» **Challenge**
Scan the records and identify every line in which the string "Heat" occurs, then return those lines.

═══ Supplied information ═══

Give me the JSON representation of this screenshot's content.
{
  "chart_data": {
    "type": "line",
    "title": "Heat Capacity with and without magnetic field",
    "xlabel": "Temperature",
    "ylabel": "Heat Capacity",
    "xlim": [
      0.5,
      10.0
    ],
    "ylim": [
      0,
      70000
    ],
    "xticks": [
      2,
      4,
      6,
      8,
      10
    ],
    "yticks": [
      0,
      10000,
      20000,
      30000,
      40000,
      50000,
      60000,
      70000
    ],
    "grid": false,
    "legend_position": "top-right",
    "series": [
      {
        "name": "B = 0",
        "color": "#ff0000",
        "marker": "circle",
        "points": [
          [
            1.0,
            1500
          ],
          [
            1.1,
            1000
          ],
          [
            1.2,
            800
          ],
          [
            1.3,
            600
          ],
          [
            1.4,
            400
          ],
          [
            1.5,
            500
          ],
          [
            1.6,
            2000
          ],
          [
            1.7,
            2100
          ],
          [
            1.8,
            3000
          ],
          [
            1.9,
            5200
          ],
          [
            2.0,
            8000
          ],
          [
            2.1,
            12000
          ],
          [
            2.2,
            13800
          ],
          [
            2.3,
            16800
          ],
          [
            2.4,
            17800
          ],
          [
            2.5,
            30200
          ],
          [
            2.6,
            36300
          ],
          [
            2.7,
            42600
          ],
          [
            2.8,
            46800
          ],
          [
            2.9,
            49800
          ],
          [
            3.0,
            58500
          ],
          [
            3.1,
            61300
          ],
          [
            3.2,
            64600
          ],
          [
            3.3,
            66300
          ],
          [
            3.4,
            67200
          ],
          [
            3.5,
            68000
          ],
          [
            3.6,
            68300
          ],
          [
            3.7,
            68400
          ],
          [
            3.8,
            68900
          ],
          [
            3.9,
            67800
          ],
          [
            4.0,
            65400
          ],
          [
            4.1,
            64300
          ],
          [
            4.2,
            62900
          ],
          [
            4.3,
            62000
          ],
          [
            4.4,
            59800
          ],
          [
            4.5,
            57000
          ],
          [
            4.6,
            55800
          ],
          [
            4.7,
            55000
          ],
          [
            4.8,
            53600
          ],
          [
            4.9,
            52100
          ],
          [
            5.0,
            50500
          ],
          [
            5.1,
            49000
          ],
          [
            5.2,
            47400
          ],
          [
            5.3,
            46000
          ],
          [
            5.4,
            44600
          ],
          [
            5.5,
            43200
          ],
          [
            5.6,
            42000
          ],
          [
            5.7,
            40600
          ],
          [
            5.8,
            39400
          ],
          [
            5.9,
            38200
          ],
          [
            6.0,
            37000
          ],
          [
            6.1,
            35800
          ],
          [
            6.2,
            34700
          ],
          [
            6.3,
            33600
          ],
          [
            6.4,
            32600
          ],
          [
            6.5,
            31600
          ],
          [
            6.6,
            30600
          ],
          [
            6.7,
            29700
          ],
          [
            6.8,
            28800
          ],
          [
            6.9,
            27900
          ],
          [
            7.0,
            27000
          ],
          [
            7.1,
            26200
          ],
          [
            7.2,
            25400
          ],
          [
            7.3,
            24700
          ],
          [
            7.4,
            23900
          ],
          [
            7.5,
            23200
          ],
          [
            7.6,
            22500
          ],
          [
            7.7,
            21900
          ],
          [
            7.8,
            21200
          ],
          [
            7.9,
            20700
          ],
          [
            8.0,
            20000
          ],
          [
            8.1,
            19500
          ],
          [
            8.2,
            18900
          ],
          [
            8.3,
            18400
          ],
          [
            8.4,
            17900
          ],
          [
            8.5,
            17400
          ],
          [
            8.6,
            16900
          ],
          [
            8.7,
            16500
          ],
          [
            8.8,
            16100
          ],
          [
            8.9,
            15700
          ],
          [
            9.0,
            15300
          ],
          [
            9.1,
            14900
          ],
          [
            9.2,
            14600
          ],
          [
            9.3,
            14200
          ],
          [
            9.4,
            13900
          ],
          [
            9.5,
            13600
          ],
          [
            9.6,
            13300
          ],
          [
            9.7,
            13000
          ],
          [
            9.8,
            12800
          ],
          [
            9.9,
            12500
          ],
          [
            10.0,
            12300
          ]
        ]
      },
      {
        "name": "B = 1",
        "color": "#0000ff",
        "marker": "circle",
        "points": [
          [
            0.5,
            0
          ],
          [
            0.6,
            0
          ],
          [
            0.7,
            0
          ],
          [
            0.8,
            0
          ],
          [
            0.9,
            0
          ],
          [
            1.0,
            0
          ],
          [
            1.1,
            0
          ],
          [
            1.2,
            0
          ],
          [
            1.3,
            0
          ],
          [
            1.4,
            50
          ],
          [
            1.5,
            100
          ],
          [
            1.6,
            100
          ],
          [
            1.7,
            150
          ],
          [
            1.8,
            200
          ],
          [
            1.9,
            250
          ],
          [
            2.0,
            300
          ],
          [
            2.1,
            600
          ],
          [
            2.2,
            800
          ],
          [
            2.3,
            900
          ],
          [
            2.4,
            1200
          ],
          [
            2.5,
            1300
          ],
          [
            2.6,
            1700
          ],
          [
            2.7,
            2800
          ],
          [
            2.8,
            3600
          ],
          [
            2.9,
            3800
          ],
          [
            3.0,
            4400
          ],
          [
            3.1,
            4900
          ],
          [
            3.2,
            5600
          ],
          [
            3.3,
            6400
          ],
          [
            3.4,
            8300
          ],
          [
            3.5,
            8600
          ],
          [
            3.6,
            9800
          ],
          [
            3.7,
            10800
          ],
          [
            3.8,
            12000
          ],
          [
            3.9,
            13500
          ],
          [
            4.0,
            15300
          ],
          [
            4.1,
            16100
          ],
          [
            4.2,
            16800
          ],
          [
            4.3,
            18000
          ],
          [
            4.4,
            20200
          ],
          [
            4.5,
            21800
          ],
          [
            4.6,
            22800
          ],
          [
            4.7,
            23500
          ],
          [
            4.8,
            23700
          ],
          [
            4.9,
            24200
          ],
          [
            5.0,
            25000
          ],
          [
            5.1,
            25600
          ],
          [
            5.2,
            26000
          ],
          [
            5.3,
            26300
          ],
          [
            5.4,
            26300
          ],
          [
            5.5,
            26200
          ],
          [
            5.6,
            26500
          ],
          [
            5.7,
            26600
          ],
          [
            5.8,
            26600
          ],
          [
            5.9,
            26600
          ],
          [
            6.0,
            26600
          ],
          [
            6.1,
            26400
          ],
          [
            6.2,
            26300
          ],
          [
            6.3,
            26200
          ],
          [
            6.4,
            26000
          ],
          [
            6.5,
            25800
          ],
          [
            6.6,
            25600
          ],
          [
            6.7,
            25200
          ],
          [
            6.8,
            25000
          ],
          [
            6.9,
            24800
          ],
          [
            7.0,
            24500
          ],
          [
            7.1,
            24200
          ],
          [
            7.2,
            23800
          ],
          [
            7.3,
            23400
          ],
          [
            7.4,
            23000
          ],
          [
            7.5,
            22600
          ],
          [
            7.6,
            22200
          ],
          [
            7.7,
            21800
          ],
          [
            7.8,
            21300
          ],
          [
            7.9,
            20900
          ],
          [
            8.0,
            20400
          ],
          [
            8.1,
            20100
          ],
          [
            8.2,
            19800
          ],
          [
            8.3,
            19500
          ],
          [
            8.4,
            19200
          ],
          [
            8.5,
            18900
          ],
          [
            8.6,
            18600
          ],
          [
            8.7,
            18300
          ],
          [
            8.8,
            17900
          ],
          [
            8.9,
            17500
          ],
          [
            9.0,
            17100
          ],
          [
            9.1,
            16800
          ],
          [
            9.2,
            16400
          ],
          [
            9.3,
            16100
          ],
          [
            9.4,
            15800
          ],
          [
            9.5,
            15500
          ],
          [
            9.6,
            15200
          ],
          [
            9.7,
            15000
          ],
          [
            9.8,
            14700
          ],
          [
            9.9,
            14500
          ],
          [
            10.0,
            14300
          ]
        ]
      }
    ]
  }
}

═══

» **Completed task**
    "title": "Heat Capacity with and without magnetic field",
    "ylabel": "Heat Capacity",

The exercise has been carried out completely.